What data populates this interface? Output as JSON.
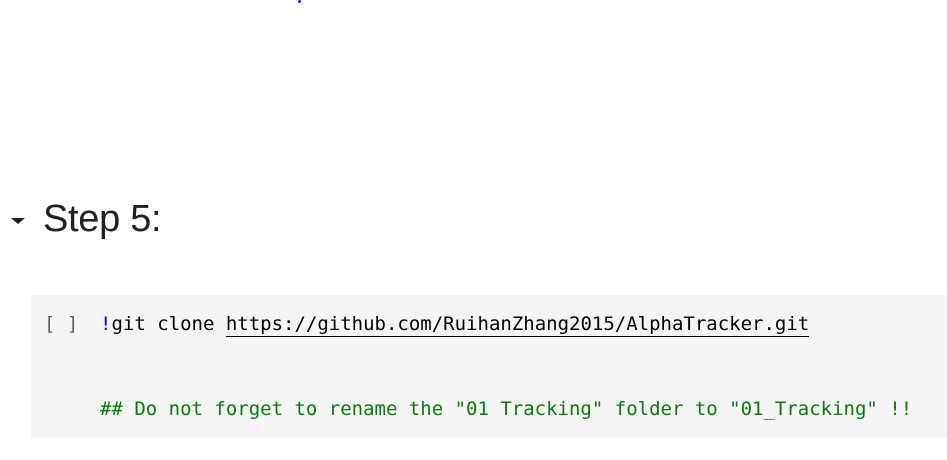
{
  "section": {
    "title": "Step 5:",
    "toggle_icon": "caret-down-icon"
  },
  "cell": {
    "run_indicator": "[ ]",
    "code": {
      "bang": "!",
      "command": "git clone ",
      "url": "https://github.com/RuihanZhang2015/AlphaTracker.git",
      "comment": "## Do not forget to rename the \"01 Tracking\" folder to \"01_Tracking\" !!"
    }
  },
  "colors": {
    "cell_background": "#f5f5f5",
    "comment": "#0a7a0a",
    "bang": "#0000ff",
    "text": "#000000"
  }
}
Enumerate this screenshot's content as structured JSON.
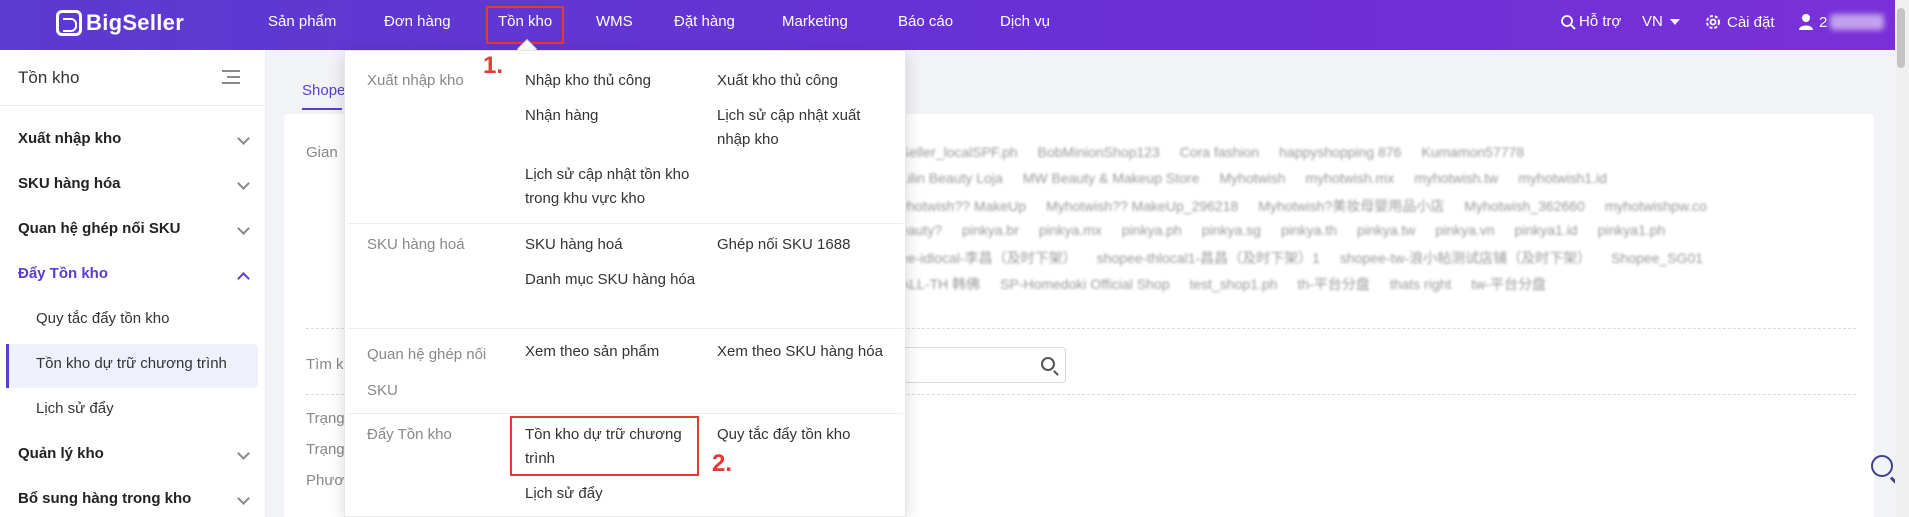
{
  "brand": {
    "name": "BigSeller"
  },
  "nav": {
    "items": [
      "Sản phẩm",
      "Đơn hàng",
      "Tồn kho",
      "WMS",
      "Đặt hàng",
      "Marketing",
      "Báo cáo",
      "Dịch vụ"
    ],
    "active": "Tồn kho"
  },
  "topbar": {
    "help": "Hỗ trợ",
    "language": "VN",
    "settings": "Cài đặt",
    "user_prefix": "2"
  },
  "sidebar": {
    "title": "Tồn kho",
    "groups": [
      {
        "label": "Xuất nhập kho"
      },
      {
        "label": "SKU hàng hóa"
      },
      {
        "label": "Quan hệ ghép nối SKU"
      },
      {
        "label": "Đẩy Tồn kho"
      },
      {
        "label": "Quản lý kho"
      },
      {
        "label": "Bổ sung hàng trong kho"
      }
    ],
    "subitems": [
      "Quy tắc đẩy tồn kho",
      "Tồn kho dự trữ chương trình",
      "Lịch sử đẩy"
    ]
  },
  "main": {
    "tab": "Shope",
    "labels": {
      "gian": "Gian",
      "tim": "Tìm k",
      "trang1": "Trạng",
      "trang2": "Trạng",
      "phuong": "Phươ"
    },
    "shops": [
      [
        "Seller_localSPF.ph",
        "BobMinionShop123",
        "Cora fashion",
        "happyshopping 876",
        "Kumamon57778"
      ],
      [
        "Lilin Beauty Loja",
        "MW Beauty & Makeup Store",
        "Myhotwish",
        "myhotwish.mx",
        "myhotwish.tw",
        "myhotwish1.id"
      ],
      [
        "yhotwish?? MakeUp",
        "Myhotwish?? MakeUp_296218",
        "Myhotwish?美妆母婴用品小店",
        "Myhotwish_362660",
        "myhotwishpw.co"
      ],
      [
        "eauty?",
        "pinkya.br",
        "pinkya.mx",
        "pinkya.ph",
        "pinkya.sg",
        "pinkya.th",
        "pinkya.tw",
        "pinkya.vn",
        "pinkya1.id",
        "pinkya1.ph"
      ],
      [
        "ee-idlocal-李昌（及时下架）",
        "shopee-thlocal1-昌昌（及时下架）1",
        "shopee-tw-浪小帖测试店铺（及时下架）",
        "Shopee_SG01"
      ],
      [
        "ALL-TH 韩佛",
        "SP-Homedoki Official Shop",
        "test_shop1.ph",
        "th-平台分盘",
        "thats right",
        "tw-平台分盘"
      ]
    ]
  },
  "dropdown": {
    "groups": [
      {
        "label": "Xuất nhập kho",
        "links": [
          "Nhập kho thủ công",
          "Xuất kho thủ công",
          "Nhận hàng",
          "Lịch sử cập nhật xuất nhập kho",
          "Lịch sử cập nhật tồn kho trong khu vực kho"
        ]
      },
      {
        "label": "SKU hàng hoá",
        "links": [
          "SKU hàng hoá",
          "Ghép nối SKU 1688",
          "Danh mục SKU hàng hóa"
        ]
      },
      {
        "label": "Quan hệ ghép nối SKU",
        "links": [
          "Xem theo sản phẩm",
          "Xem theo SKU hàng hóa"
        ]
      },
      {
        "label": "Đẩy Tồn kho",
        "links": [
          "Tồn kho dự trữ chương trình",
          "Quy tắc đẩy tồn kho",
          "Lịch sử đẩy"
        ]
      }
    ]
  },
  "annotations": {
    "step1": "1.",
    "step2": "2."
  },
  "colors": {
    "brand": "#5b3bd1",
    "highlight": "#e53935"
  }
}
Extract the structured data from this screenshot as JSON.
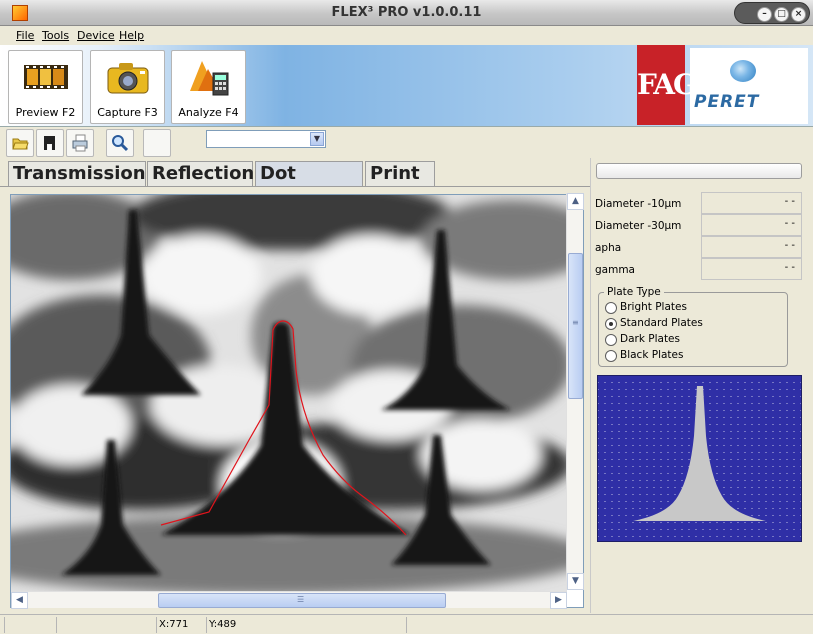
{
  "window": {
    "title": "FLEX³ PRO v1.0.0.11",
    "controls": [
      "minimize",
      "maximize",
      "close"
    ]
  },
  "menu": {
    "items": [
      "File",
      "Tools",
      "Device",
      "Help"
    ]
  },
  "toolbar": {
    "buttons": [
      {
        "label": "Preview F2",
        "icon": "film-strip-icon"
      },
      {
        "label": "Capture F3",
        "icon": "camera-icon"
      },
      {
        "label": "Analyze F4",
        "icon": "calculator-icon"
      }
    ],
    "logos": {
      "left": "FAG",
      "right": "PERET"
    }
  },
  "small_toolbar": {
    "icons": [
      "open-folder-icon",
      "save-icon",
      "print-icon",
      "zoom-icon",
      "blank-icon"
    ],
    "combo_value": ""
  },
  "tabs": [
    "Transmission",
    "Reflection",
    "Dot Shape",
    "Print"
  ],
  "active_tab": "Dot Shape",
  "measurements": [
    {
      "label": "Diameter  -10µm",
      "value": "- -"
    },
    {
      "label": "Diameter  -30µm",
      "value": "- -"
    },
    {
      "label": "apha",
      "value": "- -"
    },
    {
      "label": "gamma",
      "value": "- -"
    }
  ],
  "plate_type": {
    "title": "Plate Type",
    "options": [
      "Bright Plates",
      "Standard Plates",
      "Dark Plates",
      "Black Plates"
    ],
    "selected": "Standard Plates"
  },
  "colors": {
    "profile_line": "#e0141c",
    "preview_background": "#2f2fa6",
    "preview_shape": "#c8c8c8",
    "fag_red": "#c82228",
    "peret_blue": "#2c6aa3"
  },
  "status": {
    "x": "X:771",
    "y": "Y:489"
  }
}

-- Problem details --
Set down the complete material exactly, but do not include the images.

-- Answer --
What data populates this interface? Output as JSON.
{
  "section": {
    "title": "Step 5:",
    "toggle_icon": "caret-down-icon"
  },
  "cell": {
    "run_indicator": "[ ]",
    "code": {
      "bang": "!",
      "command": "git clone ",
      "url": "https://github.com/RuihanZhang2015/AlphaTracker.git",
      "comment": "## Do not forget to rename the \"01 Tracking\" folder to \"01_Tracking\" !!"
    }
  },
  "colors": {
    "cell_background": "#f5f5f5",
    "comment": "#0a7a0a",
    "bang": "#0000ff",
    "text": "#000000"
  }
}
Enumerate this screenshot's content as structured JSON.
{
  "brand": {
    "name": "BigSeller"
  },
  "nav": {
    "items": [
      "Sản phẩm",
      "Đơn hàng",
      "Tồn kho",
      "WMS",
      "Đặt hàng",
      "Marketing",
      "Báo cáo",
      "Dịch vụ"
    ],
    "active": "Tồn kho"
  },
  "topbar": {
    "help": "Hỗ trợ",
    "language": "VN",
    "settings": "Cài đặt",
    "user_prefix": "2"
  },
  "sidebar": {
    "title": "Tồn kho",
    "groups": [
      {
        "label": "Xuất nhập kho"
      },
      {
        "label": "SKU hàng hóa"
      },
      {
        "label": "Quan hệ ghép nối SKU"
      },
      {
        "label": "Đẩy Tồn kho"
      },
      {
        "label": "Quản lý kho"
      },
      {
        "label": "Bổ sung hàng trong kho"
      }
    ],
    "subitems": [
      "Quy tắc đẩy tồn kho",
      "Tồn kho dự trữ chương trình",
      "Lịch sử đẩy"
    ]
  },
  "main": {
    "tab": "Shope",
    "labels": {
      "gian": "Gian",
      "tim": "Tìm k",
      "trang1": "Trạng",
      "trang2": "Trạng",
      "phuong": "Phươ"
    },
    "shops": [
      [
        "Seller_localSPF.ph",
        "BobMinionShop123",
        "Cora fashion",
        "happyshopping 876",
        "Kumamon57778"
      ],
      [
        "Lilin Beauty Loja",
        "MW Beauty & Makeup Store",
        "Myhotwish",
        "myhotwish.mx",
        "myhotwish.tw",
        "myhotwish1.id"
      ],
      [
        "yhotwish?? MakeUp",
        "Myhotwish?? MakeUp_296218",
        "Myhotwish?美妆母婴用品小店",
        "Myhotwish_362660",
        "myhotwishpw.co"
      ],
      [
        "eauty?",
        "pinkya.br",
        "pinkya.mx",
        "pinkya.ph",
        "pinkya.sg",
        "pinkya.th",
        "pinkya.tw",
        "pinkya.vn",
        "pinkya1.id",
        "pinkya1.ph"
      ],
      [
        "ee-idlocal-李昌（及时下架）",
        "shopee-thlocal1-昌昌（及时下架）1",
        "shopee-tw-浪小帖测试店铺（及时下架）",
        "Shopee_SG01"
      ],
      [
        "ALL-TH 韩佛",
        "SP-Homedoki Official Shop",
        "test_shop1.ph",
        "th-平台分盘",
        "thats right",
        "tw-平台分盘"
      ]
    ]
  },
  "dropdown": {
    "groups": [
      {
        "label": "Xuất nhập kho",
        "links": [
          "Nhập kho thủ công",
          "Xuất kho thủ công",
          "Nhận hàng",
          "Lịch sử cập nhật xuất nhập kho",
          "Lịch sử cập nhật tồn kho trong khu vực kho"
        ]
      },
      {
        "label": "SKU hàng hoá",
        "links": [
          "SKU hàng hoá",
          "Ghép nối SKU 1688",
          "Danh mục SKU hàng hóa"
        ]
      },
      {
        "label": "Quan hệ ghép nối SKU",
        "links": [
          "Xem theo sản phẩm",
          "Xem theo SKU hàng hóa"
        ]
      },
      {
        "label": "Đẩy Tồn kho",
        "links": [
          "Tồn kho dự trữ chương trình",
          "Quy tắc đẩy tồn kho",
          "Lịch sử đẩy"
        ]
      }
    ]
  },
  "annotations": {
    "step1": "1.",
    "step2": "2."
  },
  "colors": {
    "brand": "#5b3bd1",
    "highlight": "#e53935"
  }
}
Extract the structured data from this screenshot as JSON.
{
  "window": {
    "title": "FLEX³ PRO v1.0.0.11",
    "controls": [
      "minimize",
      "maximize",
      "close"
    ]
  },
  "menu": {
    "items": [
      "File",
      "Tools",
      "Device",
      "Help"
    ]
  },
  "toolbar": {
    "buttons": [
      {
        "label": "Preview F2",
        "icon": "film-strip-icon"
      },
      {
        "label": "Capture F3",
        "icon": "camera-icon"
      },
      {
        "label": "Analyze F4",
        "icon": "calculator-icon"
      }
    ],
    "logos": {
      "left": "FAG",
      "right": "PERET"
    }
  },
  "small_toolbar": {
    "icons": [
      "open-folder-icon",
      "save-icon",
      "print-icon",
      "zoom-icon",
      "blank-icon"
    ],
    "combo_value": ""
  },
  "tabs": [
    "Transmission",
    "Reflection",
    "Dot Shape",
    "Print"
  ],
  "active_tab": "Dot Shape",
  "measurements": [
    {
      "label": "Diameter  -10µm",
      "value": "- -"
    },
    {
      "label": "Diameter  -30µm",
      "value": "- -"
    },
    {
      "label": "apha",
      "value": "- -"
    },
    {
      "label": "gamma",
      "value": "- -"
    }
  ],
  "plate_type": {
    "title": "Plate Type",
    "options": [
      "Bright Plates",
      "Standard Plates",
      "Dark Plates",
      "Black Plates"
    ],
    "selected": "Standard Plates"
  },
  "colors": {
    "profile_line": "#e0141c",
    "preview_background": "#2f2fa6",
    "preview_shape": "#c8c8c8",
    "fag_red": "#c82228",
    "peret_blue": "#2c6aa3"
  },
  "status": {
    "x": "X:771",
    "y": "Y:489"
  }
}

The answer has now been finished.